WHAT IS REQUIRED = Pull out every line in the records below that contains the string "title", and copy each such line. Case counts.

MATERIAL PROVIDED =
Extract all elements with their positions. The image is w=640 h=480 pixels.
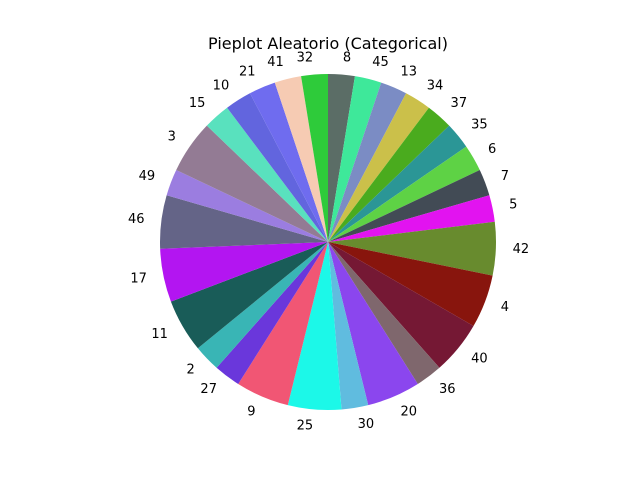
- pie-slice-37: [328, 107, 450, 242]
- pie-slice-46: [160, 195, 328, 249]
- pie-slice-42: [328, 221, 497, 276]
- slice-label-40: 40: [471, 351, 488, 366]
- slice-label-17: 17: [130, 271, 147, 286]
- slice-label-8: 8: [343, 50, 351, 65]
- chart-title: Pieplot Aleatorio (Categorical): [208, 34, 448, 53]
- slice-label-13: 13: [400, 64, 417, 79]
- pie-slice-45: [328, 76, 382, 243]
- slice-label-30: 30: [358, 417, 375, 432]
- slice-label-35: 35: [471, 118, 488, 133]
- pie-slice-11: [170, 242, 328, 349]
- slice-label-45: 45: [372, 55, 389, 70]
- slice-label-2: 2: [186, 363, 194, 378]
- pie-slice-32: [301, 74, 328, 242]
- slice-label-42: 42: [513, 242, 530, 257]
- pie-slice-49: [166, 169, 328, 242]
- pie-slice-6: [328, 146, 480, 242]
- pie-slice-15: [206, 107, 328, 242]
- pie-slice-21: [249, 82, 328, 243]
- slice-label-37: 37: [451, 96, 468, 111]
- pie-slice-5: [328, 195, 495, 242]
- pie-slice-4: [328, 242, 493, 326]
- slice-label-27: 27: [200, 382, 217, 397]
- pie-slice-8: [328, 74, 355, 242]
- slice-label-46: 46: [128, 212, 145, 227]
- slice-label-25: 25: [297, 419, 314, 434]
- slice-label-34: 34: [427, 78, 444, 93]
- slice-label-21: 21: [239, 64, 256, 79]
- slice-label-15: 15: [189, 96, 206, 111]
- pie-slice-7: [328, 169, 490, 242]
- slice-label-3: 3: [168, 130, 176, 145]
- slice-label-4: 4: [501, 300, 509, 315]
- slice-label-7: 7: [501, 169, 509, 184]
- slice-label-32: 32: [297, 50, 314, 65]
- slice-label-6: 6: [488, 142, 496, 157]
- pie-slices: [160, 74, 497, 411]
- pie-slice-10: [227, 93, 328, 243]
- slice-label-36: 36: [439, 382, 456, 397]
- pie-slice-40: [328, 242, 474, 368]
- pie-slice-25: [287, 242, 342, 411]
- slice-label-41: 41: [267, 55, 284, 70]
- pie-slice-34: [328, 93, 429, 243]
- pie-slice-35: [328, 125, 467, 242]
- slice-label-9: 9: [247, 405, 255, 420]
- pie-slice-17: [160, 242, 328, 302]
- pie-slice-2: [197, 242, 328, 368]
- pie-slice-27: [216, 242, 328, 384]
- pie-slice-41: [274, 76, 328, 243]
- slice-label-10: 10: [213, 78, 230, 93]
- slice-label-5: 5: [509, 198, 517, 213]
- pie-slice-20: [328, 242, 418, 406]
- pie-slice-30: [328, 242, 369, 410]
- slice-label-20: 20: [400, 405, 417, 420]
- pie-slice-3: [176, 125, 328, 242]
- slice-label-11: 11: [151, 327, 168, 342]
- pie-slice-36: [328, 242, 440, 384]
- pie-slice-9: [238, 242, 328, 406]
- pie-slice-13: [328, 82, 407, 243]
- slice-label-49: 49: [139, 169, 156, 184]
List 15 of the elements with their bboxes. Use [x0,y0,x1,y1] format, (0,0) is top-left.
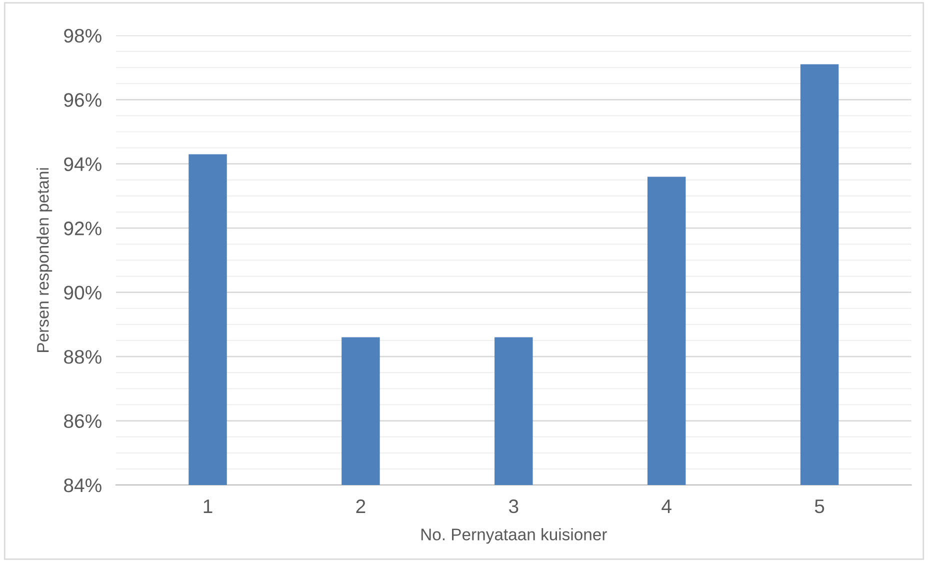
y-tick-label: 98% [64,28,102,43]
x-tick-label: 4 [662,500,672,513]
x-tick-label: 3 [508,499,518,514]
x-tick-label: 1 [204,500,212,513]
x-axis-title: No. Pernyataan kuisioner [421,528,607,544]
y-tick-label: 96% [64,93,102,107]
y-tick-label: 84% [64,478,102,492]
x-tick-label: 2 [356,499,366,513]
y-tick-label: 88% [64,350,102,364]
y-tick-label: 86% [64,414,102,428]
x-tick-label: 5 [814,500,824,514]
y-axis-title: Persen responden petani [36,168,52,352]
y-tick-label: 94% [64,157,102,172]
y-tick-label: 90% [64,286,102,300]
y-tick-label: 92% [64,222,102,236]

FINAL RESULT =
- chart-title: Pieplot Aleatorio (Categorical): [208, 34, 448, 53]
x-axis-title: No. Pernyataan kuisioner [421,528,607,544]
y-axis-title: Persen responden petani [36,168,52,352]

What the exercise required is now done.